Exercise inputs:
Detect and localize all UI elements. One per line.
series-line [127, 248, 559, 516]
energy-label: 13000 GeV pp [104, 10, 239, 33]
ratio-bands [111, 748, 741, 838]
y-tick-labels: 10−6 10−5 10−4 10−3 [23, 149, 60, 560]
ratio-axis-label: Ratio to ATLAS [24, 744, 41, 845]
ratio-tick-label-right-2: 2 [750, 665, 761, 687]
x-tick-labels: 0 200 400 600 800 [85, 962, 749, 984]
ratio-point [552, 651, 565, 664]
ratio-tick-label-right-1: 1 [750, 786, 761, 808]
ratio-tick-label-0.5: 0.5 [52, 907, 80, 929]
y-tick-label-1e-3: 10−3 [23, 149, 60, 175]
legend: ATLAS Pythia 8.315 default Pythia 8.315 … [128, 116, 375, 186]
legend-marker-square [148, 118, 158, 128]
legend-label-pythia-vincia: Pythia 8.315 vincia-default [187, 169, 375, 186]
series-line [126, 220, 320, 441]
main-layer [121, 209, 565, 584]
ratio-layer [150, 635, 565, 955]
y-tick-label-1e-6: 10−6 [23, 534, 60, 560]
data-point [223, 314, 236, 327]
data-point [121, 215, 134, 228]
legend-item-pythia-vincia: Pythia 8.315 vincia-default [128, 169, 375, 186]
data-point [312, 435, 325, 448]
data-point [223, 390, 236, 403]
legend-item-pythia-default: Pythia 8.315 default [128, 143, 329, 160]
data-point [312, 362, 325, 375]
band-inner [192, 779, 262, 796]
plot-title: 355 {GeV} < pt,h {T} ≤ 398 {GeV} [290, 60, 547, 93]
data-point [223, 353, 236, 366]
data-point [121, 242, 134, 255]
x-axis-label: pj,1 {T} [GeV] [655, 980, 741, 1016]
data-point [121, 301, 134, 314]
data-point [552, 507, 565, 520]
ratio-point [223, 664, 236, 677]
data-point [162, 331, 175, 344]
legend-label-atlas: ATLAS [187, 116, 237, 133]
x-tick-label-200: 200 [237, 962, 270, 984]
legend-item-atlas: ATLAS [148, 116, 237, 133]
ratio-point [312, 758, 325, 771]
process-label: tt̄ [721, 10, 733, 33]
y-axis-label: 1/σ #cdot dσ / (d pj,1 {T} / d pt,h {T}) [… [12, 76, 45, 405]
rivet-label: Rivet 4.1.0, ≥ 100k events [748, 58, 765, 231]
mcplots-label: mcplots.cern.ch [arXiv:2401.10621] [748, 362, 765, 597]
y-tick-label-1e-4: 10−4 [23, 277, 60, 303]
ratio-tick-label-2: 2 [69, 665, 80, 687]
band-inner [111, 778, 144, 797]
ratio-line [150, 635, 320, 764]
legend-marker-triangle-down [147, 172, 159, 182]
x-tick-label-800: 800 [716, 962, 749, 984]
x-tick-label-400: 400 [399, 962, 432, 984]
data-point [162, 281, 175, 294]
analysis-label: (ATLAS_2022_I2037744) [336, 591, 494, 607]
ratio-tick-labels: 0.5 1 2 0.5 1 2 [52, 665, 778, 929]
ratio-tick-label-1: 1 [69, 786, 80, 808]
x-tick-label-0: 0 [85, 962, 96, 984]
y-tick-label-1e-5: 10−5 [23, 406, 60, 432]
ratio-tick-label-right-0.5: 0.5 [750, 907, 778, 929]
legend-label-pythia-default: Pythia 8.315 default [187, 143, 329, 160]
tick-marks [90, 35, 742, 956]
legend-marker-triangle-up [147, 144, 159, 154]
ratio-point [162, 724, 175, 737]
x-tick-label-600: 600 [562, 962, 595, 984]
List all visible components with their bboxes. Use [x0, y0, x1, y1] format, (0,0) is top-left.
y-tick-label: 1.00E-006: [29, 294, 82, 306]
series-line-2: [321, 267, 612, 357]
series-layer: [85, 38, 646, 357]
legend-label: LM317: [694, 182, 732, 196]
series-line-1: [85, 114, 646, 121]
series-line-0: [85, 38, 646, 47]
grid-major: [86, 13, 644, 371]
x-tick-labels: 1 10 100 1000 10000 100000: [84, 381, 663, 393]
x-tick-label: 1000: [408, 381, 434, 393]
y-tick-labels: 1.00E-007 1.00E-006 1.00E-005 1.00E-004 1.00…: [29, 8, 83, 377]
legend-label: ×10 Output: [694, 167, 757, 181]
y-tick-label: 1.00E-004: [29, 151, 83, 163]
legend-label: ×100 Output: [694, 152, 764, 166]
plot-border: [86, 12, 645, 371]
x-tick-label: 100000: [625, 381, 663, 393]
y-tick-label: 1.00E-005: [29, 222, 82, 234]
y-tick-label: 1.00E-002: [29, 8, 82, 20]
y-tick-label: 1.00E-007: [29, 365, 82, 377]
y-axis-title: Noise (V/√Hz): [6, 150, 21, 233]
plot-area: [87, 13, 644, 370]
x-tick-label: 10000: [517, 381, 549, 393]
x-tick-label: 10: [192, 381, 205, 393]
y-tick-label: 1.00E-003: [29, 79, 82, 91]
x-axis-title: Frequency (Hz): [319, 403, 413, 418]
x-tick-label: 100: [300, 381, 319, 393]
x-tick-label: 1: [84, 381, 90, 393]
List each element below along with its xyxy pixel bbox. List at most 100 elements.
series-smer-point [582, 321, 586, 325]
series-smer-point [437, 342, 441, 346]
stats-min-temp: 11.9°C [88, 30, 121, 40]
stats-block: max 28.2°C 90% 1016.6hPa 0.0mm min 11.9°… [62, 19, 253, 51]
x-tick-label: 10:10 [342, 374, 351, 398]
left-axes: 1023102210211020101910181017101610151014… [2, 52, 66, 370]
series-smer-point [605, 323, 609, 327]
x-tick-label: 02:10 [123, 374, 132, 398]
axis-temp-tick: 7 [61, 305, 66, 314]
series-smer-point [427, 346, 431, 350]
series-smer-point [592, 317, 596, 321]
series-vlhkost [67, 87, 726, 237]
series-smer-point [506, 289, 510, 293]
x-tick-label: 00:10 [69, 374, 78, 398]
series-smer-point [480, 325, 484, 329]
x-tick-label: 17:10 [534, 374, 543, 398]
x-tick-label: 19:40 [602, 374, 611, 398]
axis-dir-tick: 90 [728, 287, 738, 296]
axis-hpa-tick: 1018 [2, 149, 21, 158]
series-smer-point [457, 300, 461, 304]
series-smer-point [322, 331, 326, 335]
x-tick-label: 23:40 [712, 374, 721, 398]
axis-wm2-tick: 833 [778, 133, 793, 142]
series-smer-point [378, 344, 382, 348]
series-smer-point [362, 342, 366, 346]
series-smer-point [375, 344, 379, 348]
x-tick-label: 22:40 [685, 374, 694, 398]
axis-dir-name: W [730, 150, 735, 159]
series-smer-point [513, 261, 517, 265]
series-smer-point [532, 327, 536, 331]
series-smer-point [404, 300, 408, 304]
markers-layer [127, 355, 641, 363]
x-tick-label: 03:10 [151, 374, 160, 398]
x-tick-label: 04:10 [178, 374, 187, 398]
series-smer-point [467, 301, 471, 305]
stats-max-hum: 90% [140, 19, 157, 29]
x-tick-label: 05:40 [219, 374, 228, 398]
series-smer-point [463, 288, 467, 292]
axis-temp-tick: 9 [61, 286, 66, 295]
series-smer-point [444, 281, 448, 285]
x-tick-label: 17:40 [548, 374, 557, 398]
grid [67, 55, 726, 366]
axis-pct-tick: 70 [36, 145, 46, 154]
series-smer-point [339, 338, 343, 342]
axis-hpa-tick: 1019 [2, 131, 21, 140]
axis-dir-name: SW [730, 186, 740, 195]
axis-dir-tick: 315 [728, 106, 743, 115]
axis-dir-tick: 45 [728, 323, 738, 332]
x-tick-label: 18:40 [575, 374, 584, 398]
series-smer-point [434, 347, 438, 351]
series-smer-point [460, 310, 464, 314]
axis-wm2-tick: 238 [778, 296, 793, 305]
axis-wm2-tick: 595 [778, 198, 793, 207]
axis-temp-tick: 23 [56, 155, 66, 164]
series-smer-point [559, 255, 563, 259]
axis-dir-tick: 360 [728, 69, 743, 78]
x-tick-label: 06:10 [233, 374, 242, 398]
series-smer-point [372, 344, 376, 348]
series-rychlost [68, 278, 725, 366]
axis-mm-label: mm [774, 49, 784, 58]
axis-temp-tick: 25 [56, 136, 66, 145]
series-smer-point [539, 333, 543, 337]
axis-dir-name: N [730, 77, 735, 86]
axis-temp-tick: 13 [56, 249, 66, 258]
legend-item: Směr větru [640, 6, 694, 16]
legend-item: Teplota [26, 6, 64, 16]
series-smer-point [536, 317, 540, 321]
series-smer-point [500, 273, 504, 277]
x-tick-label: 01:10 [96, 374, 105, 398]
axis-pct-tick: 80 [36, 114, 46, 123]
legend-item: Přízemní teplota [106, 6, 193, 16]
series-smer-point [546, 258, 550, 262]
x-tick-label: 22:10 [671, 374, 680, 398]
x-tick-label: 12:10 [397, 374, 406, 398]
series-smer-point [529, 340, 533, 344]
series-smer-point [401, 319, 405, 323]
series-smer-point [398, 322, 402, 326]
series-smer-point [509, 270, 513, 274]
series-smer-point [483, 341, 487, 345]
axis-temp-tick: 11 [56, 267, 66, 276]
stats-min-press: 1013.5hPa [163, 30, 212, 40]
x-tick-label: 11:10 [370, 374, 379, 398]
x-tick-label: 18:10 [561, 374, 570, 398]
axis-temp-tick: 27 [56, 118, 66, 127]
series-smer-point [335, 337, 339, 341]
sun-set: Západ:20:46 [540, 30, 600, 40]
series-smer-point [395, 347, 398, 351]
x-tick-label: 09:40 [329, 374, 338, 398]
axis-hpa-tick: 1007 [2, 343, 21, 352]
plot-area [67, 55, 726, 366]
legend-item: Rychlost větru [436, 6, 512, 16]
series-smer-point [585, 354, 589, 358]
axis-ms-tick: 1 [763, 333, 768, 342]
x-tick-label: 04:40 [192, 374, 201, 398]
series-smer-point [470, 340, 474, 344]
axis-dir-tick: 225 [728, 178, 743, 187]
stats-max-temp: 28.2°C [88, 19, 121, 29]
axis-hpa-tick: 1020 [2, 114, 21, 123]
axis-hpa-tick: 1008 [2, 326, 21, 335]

Problem description:
Return every line of the material verbatim, from its first line through the line containing "y-tick-label-1e-3: 10−3 [23, 149, 60, 175]", with both of those lines included.

Exercise response:
Detect and localize all UI elements. One per line.
series-line [127, 248, 559, 516]
energy-label: 13000 GeV pp [104, 10, 239, 33]
ratio-bands [111, 748, 741, 838]
y-tick-labels: 10−6 10−5 10−4 10−3 [23, 149, 60, 560]
ratio-axis-label: Ratio to ATLAS [24, 744, 41, 845]
ratio-tick-label-right-2: 2 [750, 665, 761, 687]
x-tick-labels: 0 200 400 600 800 [85, 962, 749, 984]
ratio-point [552, 651, 565, 664]
ratio-tick-label-right-1: 1 [750, 786, 761, 808]
ratio-tick-label-0.5: 0.5 [52, 907, 80, 929]
y-tick-label-1e-3: 10−3 [23, 149, 60, 175]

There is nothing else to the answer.